• 記述問題
以下のビジュアライズとADの役割についての抜粋を、一字一句変えずに全文書き写しなさい。

++++ 読解用の抜粋 ++++

Konelに来て改めて気づいたのは、いろいろな領域で“ビジュアライズ”が求められているということ。たとえばブレスト会議でアイディアを出し合っている時に、サラッと「それってこんな感じだよね?」という絵が出てきたら、議論にドライブがかかったりしますよね?
そんな風にクリエイティブ制作の段階に至る前から、ADがプロジェクトの中枢機能として必要とされる場はたくさんあるはずで、それってADの新たなポテンシャルなんですよね。まぁ出村さんがnoteで書いてたことと同じなんですけど(笑)、それを今リアルに感じているところです。
―今後足立さんのようなキャリアを選ぶ人も増えるかもしれませんね。

++++ 提供された記録 ++++

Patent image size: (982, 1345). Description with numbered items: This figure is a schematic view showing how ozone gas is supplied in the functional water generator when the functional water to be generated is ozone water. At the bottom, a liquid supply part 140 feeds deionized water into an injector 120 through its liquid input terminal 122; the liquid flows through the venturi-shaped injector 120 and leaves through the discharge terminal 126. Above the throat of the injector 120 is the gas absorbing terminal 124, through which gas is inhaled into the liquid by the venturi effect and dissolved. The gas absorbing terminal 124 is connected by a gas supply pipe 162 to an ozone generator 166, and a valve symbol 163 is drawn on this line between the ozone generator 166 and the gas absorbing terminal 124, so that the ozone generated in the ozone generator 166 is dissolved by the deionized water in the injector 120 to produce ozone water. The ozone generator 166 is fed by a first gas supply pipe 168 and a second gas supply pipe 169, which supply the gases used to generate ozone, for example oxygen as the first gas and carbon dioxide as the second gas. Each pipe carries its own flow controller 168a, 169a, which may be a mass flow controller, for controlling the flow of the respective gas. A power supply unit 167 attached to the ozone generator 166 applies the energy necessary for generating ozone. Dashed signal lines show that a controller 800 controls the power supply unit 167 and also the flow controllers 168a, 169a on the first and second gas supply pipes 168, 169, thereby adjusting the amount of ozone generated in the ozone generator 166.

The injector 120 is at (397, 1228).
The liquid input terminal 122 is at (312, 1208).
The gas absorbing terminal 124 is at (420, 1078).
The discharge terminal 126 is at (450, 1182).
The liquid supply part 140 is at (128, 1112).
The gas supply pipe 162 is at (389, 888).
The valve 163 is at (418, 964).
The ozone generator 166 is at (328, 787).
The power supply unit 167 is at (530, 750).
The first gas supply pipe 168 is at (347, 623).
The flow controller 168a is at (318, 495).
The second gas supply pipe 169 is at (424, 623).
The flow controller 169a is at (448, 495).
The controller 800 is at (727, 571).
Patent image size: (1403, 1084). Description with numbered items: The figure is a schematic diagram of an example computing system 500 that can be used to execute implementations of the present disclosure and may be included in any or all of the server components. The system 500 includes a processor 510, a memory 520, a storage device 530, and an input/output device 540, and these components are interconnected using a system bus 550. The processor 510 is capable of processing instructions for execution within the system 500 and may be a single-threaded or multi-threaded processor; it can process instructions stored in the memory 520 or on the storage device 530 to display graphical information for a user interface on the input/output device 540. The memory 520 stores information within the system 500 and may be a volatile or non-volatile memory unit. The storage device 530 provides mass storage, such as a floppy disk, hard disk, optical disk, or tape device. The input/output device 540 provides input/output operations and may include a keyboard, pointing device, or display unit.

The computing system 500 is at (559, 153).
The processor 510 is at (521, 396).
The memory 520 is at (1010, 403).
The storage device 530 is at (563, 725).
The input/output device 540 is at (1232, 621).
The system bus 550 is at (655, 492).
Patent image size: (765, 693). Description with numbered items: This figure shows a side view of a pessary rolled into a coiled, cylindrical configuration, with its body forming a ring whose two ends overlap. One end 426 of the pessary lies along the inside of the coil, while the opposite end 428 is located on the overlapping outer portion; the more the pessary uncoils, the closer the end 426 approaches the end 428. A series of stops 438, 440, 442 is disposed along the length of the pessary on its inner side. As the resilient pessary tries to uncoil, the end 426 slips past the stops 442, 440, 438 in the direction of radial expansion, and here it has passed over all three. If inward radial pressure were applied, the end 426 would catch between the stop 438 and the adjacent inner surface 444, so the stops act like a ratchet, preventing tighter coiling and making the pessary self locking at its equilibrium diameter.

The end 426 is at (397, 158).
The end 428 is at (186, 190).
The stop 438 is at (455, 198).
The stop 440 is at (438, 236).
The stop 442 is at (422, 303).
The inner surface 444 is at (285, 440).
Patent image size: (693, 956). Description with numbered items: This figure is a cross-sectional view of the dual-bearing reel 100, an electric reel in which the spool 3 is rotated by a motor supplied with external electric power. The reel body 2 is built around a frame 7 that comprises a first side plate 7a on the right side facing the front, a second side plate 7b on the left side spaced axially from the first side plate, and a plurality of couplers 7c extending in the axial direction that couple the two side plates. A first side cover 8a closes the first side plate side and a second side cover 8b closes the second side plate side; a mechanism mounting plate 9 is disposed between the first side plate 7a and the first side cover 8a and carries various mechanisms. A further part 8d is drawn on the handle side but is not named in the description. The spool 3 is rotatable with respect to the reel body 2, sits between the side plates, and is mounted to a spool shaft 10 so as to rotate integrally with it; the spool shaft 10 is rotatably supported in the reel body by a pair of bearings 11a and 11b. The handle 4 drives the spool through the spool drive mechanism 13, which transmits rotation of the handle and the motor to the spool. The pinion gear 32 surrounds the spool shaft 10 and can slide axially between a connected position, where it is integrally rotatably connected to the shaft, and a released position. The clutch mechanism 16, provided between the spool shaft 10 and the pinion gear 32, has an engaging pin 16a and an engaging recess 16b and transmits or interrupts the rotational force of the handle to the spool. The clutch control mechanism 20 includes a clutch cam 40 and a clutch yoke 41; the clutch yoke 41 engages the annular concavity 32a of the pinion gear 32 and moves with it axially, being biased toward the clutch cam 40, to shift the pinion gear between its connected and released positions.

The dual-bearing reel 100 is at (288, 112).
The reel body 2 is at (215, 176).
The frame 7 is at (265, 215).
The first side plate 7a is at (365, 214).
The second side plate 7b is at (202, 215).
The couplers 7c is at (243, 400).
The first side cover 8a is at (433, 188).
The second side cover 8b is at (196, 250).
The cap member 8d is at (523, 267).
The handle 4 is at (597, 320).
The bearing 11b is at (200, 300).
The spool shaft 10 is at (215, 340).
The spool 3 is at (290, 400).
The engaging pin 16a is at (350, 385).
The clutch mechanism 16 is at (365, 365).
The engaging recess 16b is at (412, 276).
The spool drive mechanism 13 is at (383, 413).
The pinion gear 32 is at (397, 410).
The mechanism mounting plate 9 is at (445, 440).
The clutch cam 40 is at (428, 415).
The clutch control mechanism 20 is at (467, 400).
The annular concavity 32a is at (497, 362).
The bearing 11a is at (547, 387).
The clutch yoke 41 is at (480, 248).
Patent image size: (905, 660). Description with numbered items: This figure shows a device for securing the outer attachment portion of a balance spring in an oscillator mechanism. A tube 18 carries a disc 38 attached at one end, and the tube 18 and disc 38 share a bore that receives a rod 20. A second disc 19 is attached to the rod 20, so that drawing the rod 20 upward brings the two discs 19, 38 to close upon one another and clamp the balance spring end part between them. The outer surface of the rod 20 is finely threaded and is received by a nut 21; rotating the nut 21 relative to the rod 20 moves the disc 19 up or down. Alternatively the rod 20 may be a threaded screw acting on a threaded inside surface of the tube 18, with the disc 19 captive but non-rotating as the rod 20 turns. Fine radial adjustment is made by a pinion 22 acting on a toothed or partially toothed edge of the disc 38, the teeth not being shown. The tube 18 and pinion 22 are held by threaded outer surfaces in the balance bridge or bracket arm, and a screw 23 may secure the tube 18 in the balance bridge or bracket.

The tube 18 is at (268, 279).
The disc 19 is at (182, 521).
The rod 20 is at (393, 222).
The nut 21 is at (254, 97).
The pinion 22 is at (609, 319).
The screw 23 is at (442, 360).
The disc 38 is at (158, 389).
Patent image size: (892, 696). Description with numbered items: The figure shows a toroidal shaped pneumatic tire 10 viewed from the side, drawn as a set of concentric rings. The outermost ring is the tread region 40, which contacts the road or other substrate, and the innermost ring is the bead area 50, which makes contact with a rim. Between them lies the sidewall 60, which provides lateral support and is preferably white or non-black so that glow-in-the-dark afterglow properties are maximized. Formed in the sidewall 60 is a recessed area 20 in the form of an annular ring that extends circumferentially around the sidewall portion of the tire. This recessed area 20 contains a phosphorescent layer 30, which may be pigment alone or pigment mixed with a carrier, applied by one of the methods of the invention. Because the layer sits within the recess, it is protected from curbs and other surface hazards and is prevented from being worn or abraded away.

++++

• 本問の解答
Konelに来て改めて気づいたのは、いろいろな領域で“ビジュアライズ”が求められているということ。たとえばブレスト会議でアイディアを出し合っている時に、サラッと「それってこんな感じだよね?」という絵が出てきたら、議論にドライブがかかったりしますよね?
そんな風にクリエイティブ制作の段階に至る前から、ADがプロジェクトの中枢機能として必要とされる場はたくさんあるはずで、それってADの新たなポテンシャルなんですよね。まぁ出村さんがnoteで書いてたことと同じなんですけど(笑)、それを今リアルに感じているところです。
―今後足立さんのようなキャリアを選ぶ人も増えるかもしれませんね。